What the task asks: Repeat the material in full. Keep every line exactly as it is.

Data:
-- BEGIN --
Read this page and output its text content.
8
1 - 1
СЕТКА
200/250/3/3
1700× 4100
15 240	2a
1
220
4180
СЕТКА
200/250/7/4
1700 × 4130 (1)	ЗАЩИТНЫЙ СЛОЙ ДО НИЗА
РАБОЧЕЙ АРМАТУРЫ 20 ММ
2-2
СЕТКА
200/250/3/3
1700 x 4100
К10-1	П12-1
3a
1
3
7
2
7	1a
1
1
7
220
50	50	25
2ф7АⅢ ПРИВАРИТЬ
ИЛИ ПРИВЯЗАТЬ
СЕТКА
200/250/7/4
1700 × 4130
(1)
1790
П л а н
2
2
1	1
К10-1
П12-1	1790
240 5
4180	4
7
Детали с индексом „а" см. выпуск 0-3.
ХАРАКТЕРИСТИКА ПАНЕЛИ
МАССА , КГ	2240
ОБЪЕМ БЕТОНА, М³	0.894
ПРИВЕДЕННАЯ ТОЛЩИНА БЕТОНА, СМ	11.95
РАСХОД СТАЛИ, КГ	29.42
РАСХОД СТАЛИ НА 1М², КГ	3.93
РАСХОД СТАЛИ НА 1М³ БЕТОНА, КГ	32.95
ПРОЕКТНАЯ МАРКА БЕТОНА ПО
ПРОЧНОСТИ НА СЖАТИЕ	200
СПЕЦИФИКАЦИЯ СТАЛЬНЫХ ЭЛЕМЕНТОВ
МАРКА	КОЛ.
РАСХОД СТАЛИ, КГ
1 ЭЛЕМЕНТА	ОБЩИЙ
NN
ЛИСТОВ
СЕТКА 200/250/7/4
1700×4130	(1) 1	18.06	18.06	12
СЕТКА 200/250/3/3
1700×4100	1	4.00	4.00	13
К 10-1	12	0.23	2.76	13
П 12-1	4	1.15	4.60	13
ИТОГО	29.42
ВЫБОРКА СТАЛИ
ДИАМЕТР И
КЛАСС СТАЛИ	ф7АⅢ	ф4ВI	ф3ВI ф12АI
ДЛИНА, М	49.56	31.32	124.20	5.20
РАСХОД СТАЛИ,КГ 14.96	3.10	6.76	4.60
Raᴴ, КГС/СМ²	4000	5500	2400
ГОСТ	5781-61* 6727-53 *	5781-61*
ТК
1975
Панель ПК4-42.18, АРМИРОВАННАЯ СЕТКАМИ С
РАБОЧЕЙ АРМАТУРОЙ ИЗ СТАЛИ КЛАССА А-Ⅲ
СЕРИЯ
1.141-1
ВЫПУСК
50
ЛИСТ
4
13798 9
-- END --
Solution:
Read this page and output its text content.
8
1 - 1
СЕТКА
200/250/3/3
1700× 4100
15 240	2a
1
220
4180
СЕТКА
200/250/7/4
1700 × 4130 (1)	ЗАЩИТНЫЙ СЛОЙ ДО НИЗА
РАБОЧЕЙ АРМАТУРЫ 20 ММ
2-2
СЕТКА
200/250/3/3
1700 x 4100
К10-1	П12-1
3a
1
3
7
2
7	1a
1
1
7
220
50	50	25
2ф7АⅢ ПРИВАРИТЬ
ИЛИ ПРИВЯЗАТЬ
СЕТКА
200/250/7/4
1700 × 4130
(1)
1790
П л а н
2
2
1	1
К10-1
П12-1	1790
240 5
4180	4
7
Детали с индексом „а" см. выпуск 0-3.
ХАРАКТЕРИСТИКА ПАНЕЛИ
МАССА , КГ	2240
ОБЪЕМ БЕТОНА, М³	0.894
ПРИВЕДЕННАЯ ТОЛЩИНА БЕТОНА, СМ	11.95
РАСХОД СТАЛИ, КГ	29.42
РАСХОД СТАЛИ НА 1М², КГ	3.93
РАСХОД СТАЛИ НА 1М³ БЕТОНА, КГ	32.95
ПРОЕКТНАЯ МАРКА БЕТОНА ПО
ПРОЧНОСТИ НА СЖАТИЕ	200
СПЕЦИФИКАЦИЯ СТАЛЬНЫХ ЭЛЕМЕНТОВ
МАРКА	КОЛ.
РАСХОД СТАЛИ, КГ
1 ЭЛЕМЕНТА	ОБЩИЙ
NN
ЛИСТОВ
СЕТКА 200/250/7/4
1700×4130	(1) 1	18.06	18.06	12
СЕТКА 200/250/3/3
1700×4100	1	4.00	4.00	13
К 10-1	12	0.23	2.76	13
П 12-1	4	1.15	4.60	13
ИТОГО	29.42
ВЫБОРКА СТАЛИ
ДИАМЕТР И
КЛАСС СТАЛИ	ф7АⅢ	ф4ВI	ф3ВI ф12АI
ДЛИНА, М	49.56	31.32	124.20	5.20
РАСХОД СТАЛИ,КГ 14.96	3.10	6.76	4.60
Raᴴ, КГС/СМ²	4000	5500	2400
ГОСТ	5781-61* 6727-53 *	5781-61*
ТК
1975
Панель ПК4-42.18, АРМИРОВАННАЯ СЕТКАМИ С
РАБОЧЕЙ АРМАТУРОЙ ИЗ СТАЛИ КЛАССА А-Ⅲ
СЕРИЯ
1.141-1
ВЫПУСК
50
ЛИСТ
4
13798 9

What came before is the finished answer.